• _Lista de tareas_
**a.** Reproduce literalmente el fragmento del texto sobre la universalidad sanitaria que va desde "El Consejo de" hasta "una residencia legal.", ambos incluidos.
**b.** Prosigue la redacción del texto sobre la universalidad sanitaria a partir del punto en que se interrumpe.

• _Texto extraído_

El Consejo de Ministros da luz verde a la norma que elimina las barreras administrativas de la reforma de 2012 y permite el acceso al sistema público mediante una «declaración responsable», una medida que el PP tilda de «turismo sanitario».
El Gobierno de España ha aprobado este martes el Real Decreto destinado a blindar la denominada «universalidad» del Sistema Nacional de Salud (SNS). La normativa, impulsada de forma conjunta por el Ministerio de Sanidad, bajo la dirección de Mónica García, y el Ministerio de Seguridad Social, tiene como objetivo principal garantizar el acceso gratuito a la atención sanitaria pública para todas las personas extranjeras que residen en territorio nacional sin contar con una residencia legal.

[Entradas guardadas]
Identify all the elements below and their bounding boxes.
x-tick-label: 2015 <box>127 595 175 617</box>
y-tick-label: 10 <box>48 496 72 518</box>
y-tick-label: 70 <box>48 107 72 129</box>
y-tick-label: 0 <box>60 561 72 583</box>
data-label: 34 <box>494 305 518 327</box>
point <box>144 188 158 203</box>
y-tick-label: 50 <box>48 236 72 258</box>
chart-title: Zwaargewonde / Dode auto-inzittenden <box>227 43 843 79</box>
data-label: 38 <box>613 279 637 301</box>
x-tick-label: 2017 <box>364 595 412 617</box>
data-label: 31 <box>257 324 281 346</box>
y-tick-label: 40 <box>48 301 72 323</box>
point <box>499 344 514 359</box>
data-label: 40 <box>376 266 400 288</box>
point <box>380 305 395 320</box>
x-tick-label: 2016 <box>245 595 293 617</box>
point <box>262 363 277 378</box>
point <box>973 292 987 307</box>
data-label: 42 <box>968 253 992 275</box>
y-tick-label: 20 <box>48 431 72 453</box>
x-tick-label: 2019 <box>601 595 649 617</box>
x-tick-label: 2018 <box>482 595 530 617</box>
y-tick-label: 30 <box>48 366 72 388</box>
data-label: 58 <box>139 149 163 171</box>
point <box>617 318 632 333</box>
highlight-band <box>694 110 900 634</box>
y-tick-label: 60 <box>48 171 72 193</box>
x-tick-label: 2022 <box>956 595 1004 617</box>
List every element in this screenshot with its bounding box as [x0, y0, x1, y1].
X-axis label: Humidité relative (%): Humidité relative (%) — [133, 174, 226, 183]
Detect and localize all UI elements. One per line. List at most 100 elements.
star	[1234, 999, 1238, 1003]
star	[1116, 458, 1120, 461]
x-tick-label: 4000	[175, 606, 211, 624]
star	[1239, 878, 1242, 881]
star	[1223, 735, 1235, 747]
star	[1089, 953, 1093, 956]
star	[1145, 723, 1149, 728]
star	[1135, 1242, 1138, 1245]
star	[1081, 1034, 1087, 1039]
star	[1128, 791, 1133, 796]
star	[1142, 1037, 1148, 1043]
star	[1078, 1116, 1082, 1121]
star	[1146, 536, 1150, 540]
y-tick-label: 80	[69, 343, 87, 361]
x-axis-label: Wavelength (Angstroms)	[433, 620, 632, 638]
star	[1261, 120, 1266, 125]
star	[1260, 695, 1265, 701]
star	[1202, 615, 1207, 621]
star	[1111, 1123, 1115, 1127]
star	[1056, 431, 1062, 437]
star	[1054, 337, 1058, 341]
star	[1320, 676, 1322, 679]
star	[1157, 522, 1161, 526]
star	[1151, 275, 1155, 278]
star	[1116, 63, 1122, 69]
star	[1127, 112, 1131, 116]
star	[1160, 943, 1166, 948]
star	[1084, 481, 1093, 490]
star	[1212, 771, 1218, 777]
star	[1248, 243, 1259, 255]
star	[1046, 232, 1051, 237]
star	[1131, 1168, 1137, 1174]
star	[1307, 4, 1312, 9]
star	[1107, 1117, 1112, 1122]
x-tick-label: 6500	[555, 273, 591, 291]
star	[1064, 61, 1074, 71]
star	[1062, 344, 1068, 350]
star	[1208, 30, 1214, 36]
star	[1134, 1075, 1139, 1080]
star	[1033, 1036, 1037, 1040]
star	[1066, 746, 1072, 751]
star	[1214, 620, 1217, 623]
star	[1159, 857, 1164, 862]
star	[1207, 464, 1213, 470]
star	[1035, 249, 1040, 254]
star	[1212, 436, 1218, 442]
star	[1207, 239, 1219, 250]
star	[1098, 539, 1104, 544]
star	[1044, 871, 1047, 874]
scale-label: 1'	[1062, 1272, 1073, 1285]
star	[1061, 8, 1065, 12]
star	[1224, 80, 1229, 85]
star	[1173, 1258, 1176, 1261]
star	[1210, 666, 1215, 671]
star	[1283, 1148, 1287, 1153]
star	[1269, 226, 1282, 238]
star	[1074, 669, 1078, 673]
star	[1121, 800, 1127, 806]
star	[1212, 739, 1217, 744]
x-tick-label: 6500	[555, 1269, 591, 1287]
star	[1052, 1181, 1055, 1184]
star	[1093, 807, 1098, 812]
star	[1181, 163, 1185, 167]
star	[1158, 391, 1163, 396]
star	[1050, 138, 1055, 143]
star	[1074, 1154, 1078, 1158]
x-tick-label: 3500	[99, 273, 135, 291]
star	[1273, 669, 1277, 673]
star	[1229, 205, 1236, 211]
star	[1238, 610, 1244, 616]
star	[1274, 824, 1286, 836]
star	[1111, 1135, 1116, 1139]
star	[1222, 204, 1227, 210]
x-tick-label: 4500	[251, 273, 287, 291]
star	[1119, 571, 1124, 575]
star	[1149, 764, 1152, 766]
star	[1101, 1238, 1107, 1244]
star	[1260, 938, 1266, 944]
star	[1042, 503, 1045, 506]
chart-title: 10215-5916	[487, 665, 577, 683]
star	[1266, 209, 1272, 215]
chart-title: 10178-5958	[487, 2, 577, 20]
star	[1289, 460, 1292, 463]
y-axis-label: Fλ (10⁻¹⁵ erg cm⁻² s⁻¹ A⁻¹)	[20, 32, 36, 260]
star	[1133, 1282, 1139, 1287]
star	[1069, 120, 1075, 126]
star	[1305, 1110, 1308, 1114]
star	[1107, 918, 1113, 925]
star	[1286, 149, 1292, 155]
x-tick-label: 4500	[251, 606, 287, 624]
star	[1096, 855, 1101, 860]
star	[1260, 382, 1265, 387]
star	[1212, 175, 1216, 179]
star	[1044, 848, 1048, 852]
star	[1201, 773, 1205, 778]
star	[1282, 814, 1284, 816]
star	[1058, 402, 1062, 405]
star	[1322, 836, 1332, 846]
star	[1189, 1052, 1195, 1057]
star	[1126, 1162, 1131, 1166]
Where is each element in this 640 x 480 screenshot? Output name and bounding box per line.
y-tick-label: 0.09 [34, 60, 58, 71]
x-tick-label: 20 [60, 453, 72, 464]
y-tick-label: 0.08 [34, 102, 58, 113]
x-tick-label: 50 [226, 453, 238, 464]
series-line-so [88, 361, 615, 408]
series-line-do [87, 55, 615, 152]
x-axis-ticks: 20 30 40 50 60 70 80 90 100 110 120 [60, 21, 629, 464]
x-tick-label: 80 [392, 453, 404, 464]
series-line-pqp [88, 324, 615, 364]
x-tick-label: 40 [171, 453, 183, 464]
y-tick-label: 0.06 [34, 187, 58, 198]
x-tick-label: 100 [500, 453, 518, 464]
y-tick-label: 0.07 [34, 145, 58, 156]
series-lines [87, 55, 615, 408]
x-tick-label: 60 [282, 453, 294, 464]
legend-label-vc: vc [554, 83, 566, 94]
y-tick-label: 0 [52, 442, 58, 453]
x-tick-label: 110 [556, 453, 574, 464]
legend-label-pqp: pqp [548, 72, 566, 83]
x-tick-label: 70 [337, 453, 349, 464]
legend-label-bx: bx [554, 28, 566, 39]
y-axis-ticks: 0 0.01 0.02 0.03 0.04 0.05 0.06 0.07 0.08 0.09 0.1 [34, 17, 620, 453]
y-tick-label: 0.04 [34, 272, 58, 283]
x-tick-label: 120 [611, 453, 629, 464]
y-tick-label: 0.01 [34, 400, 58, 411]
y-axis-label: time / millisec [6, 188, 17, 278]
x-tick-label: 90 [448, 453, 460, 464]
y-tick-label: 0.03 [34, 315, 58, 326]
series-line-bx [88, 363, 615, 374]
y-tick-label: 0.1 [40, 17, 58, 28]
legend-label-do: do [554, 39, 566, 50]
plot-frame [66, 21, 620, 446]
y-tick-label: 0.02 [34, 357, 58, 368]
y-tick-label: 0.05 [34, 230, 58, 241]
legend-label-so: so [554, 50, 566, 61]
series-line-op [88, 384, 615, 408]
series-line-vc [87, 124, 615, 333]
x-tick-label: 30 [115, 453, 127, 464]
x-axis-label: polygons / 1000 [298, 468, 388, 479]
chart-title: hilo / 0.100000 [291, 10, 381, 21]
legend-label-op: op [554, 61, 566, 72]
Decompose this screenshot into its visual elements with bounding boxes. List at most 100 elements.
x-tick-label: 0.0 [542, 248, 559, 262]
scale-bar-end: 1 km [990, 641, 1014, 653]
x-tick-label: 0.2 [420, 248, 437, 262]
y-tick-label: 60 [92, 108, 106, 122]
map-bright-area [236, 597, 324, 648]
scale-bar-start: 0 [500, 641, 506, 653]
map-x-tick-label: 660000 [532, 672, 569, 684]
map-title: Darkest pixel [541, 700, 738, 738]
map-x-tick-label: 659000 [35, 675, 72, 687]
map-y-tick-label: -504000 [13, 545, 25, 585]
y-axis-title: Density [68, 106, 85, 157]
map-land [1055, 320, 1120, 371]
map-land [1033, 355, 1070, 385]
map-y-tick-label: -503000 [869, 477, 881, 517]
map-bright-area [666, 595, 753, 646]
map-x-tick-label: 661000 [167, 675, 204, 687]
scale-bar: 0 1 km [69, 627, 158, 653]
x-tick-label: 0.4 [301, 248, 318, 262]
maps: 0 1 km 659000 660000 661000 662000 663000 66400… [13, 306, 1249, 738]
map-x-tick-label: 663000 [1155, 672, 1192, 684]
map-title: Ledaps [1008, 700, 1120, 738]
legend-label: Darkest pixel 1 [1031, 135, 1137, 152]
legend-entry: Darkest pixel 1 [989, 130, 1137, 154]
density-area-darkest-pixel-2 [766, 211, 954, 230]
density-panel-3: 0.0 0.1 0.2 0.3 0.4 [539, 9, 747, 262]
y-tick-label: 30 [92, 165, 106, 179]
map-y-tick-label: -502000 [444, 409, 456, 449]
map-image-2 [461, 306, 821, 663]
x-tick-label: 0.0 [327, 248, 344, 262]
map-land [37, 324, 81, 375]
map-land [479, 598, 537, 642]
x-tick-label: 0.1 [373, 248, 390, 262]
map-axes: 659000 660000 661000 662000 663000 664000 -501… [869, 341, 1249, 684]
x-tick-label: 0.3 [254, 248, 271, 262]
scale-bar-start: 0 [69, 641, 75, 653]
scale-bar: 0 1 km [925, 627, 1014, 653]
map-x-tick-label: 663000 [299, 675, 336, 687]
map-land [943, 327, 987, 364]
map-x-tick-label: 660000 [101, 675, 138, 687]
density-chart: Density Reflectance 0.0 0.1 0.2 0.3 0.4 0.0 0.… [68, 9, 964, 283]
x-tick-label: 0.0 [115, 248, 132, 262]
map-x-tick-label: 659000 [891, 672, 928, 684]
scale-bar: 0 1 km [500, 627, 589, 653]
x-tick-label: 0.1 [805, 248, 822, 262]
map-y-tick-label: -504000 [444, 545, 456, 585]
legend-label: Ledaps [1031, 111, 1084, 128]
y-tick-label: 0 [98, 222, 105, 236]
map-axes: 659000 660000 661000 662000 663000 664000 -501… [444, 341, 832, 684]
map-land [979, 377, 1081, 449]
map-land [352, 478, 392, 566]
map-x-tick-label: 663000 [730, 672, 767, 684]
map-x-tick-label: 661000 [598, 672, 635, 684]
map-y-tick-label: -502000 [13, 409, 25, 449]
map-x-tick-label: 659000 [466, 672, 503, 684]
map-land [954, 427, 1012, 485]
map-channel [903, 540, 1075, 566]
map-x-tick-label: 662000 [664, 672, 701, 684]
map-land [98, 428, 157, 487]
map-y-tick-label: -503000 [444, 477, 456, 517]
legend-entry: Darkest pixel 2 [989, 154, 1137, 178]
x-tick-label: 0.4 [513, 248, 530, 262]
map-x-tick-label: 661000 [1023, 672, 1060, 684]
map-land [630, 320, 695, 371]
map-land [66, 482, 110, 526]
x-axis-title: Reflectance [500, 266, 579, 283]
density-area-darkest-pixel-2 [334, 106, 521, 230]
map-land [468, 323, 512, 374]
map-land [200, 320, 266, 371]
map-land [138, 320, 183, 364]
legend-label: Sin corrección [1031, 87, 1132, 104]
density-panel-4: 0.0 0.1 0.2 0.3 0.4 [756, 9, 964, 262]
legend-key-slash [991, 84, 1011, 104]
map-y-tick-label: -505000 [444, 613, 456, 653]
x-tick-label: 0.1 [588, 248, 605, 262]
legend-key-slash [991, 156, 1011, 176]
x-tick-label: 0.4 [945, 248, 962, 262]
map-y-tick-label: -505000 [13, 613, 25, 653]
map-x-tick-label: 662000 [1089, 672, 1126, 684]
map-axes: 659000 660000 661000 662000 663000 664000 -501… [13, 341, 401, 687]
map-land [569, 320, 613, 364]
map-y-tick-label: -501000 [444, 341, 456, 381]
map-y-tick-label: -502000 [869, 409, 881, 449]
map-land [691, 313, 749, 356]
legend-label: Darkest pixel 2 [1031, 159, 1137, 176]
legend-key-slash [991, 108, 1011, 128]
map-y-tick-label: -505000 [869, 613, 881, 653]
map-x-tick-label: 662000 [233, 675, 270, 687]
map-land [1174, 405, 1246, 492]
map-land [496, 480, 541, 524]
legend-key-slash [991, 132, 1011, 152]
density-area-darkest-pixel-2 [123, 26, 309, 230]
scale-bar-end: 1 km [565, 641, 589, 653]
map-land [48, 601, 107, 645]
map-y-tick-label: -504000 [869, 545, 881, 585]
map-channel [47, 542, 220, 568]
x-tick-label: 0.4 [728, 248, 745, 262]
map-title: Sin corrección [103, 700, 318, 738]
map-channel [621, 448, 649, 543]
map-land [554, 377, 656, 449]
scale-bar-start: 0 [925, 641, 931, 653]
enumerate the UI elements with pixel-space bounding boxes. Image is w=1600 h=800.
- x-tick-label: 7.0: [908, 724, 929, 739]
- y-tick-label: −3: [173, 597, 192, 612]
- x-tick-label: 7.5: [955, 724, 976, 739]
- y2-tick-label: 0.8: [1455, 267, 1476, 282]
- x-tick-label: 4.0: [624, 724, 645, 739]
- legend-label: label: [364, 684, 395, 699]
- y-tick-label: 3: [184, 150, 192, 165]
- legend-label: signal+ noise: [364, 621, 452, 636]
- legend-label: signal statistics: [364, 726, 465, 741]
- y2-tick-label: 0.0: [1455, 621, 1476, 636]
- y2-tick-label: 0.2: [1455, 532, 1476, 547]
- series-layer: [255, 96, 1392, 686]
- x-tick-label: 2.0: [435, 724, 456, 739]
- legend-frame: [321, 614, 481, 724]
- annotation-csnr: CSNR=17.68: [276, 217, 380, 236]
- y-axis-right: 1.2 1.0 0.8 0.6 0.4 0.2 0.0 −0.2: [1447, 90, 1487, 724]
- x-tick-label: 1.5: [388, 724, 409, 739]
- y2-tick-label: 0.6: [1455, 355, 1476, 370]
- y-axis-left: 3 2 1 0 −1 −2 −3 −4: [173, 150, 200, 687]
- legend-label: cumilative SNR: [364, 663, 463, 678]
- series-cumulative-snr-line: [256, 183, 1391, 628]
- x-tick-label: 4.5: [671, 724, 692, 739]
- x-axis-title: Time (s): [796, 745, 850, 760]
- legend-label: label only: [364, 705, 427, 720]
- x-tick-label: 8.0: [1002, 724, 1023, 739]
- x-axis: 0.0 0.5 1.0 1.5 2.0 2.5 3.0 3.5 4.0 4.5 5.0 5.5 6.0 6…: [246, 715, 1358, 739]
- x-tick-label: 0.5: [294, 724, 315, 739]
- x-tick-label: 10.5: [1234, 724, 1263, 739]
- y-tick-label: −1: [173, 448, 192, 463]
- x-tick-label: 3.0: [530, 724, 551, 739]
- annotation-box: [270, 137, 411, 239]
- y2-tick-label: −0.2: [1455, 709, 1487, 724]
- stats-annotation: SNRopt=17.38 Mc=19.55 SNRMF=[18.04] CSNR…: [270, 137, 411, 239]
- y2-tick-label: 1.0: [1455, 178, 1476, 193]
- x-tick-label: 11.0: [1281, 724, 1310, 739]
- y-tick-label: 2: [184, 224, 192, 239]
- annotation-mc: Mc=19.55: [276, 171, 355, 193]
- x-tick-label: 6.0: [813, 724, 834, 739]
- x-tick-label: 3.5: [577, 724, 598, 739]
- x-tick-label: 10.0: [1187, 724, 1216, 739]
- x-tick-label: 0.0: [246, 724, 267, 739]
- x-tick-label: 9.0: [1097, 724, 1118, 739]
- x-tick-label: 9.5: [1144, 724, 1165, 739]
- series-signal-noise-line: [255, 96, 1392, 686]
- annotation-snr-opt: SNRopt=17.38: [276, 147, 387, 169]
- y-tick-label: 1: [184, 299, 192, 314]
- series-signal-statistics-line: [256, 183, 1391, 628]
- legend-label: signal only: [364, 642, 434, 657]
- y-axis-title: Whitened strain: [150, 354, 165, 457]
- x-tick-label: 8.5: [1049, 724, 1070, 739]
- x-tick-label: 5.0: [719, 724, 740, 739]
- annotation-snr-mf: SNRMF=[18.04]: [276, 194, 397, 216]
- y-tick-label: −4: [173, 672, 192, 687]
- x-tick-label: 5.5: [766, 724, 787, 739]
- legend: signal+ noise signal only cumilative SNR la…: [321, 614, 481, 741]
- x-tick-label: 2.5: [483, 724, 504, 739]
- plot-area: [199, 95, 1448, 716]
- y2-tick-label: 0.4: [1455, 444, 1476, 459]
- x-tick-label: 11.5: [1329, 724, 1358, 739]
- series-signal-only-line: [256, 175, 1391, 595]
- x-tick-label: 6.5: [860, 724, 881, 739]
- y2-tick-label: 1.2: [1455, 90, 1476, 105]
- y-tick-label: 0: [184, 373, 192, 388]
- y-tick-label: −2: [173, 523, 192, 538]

• _Respuestas obtenidas_
**a.**
El Consejo de Ministros da luz verde a la norma que elimina las barreras administrativas de la reforma de 2012 y permite el acceso al sistema público mediante una «declaración responsable», una medida que el PP tilda de «turismo sanitario».
El Gobierno de España ha aprobado este martes el Real Decreto destinado a blindar la denominada «universalidad» del Sistema Nacional de Salud (SNS). La normativa, impulsada de forma conjunta por el Ministerio de Sanidad, bajo la dirección de Mónica García, y el Ministerio de Seguridad Social, tiene como objetivo principal garantizar el acceso gratuito a la atención sanitaria pública para todas las personas extranjeras que residen en territorio nacional sin contar con una residencia legal.

**b.**
Con esta decisión, el Ejecutivo busca derogar de facto las restricciones impuestas por el Real Decreto-ley 16/2012 del Gobierno de Mariano Rajoy. Pese a ser una de las medidas estrella de su departamento, la ministra García no estuvo presente en la rueda de prensa posterior al Consejo de Ministros, limitando su valoración a un mensaje de entusiasmo en sus redes sociales.
Acceso inmediato y flexibilización de requisitos
La nueva regulación introduce cambios significativos en el procedimiento de acceso a las prestaciones sanitarias. A partir de ahora, el trámite se simplifica mediante la presentación de una «declaración responsable». En este documento, el solicitante manifiesta que no dispone de cobertura por otra vía ni de un tercero obligado al pago. Tras la solicitud, se expedirá un documento provisional que otorgará asistencia inmediata en todas las comunidades autónomas.
Una de las novedades más polémicas es la flexibilización de las pruebas de residencia. Si bien el certificado de empadronamiento se mantiene como documento preferente, se admitirán otros medios para acreditar la estancia en España, tales como:
• Certificados de escolarización o matriculación en centros públicos.
• Informes de servicios sociales o registros de visitas.
• Facturas de suministros básicos (luz, gas, agua, telefonía o Internet).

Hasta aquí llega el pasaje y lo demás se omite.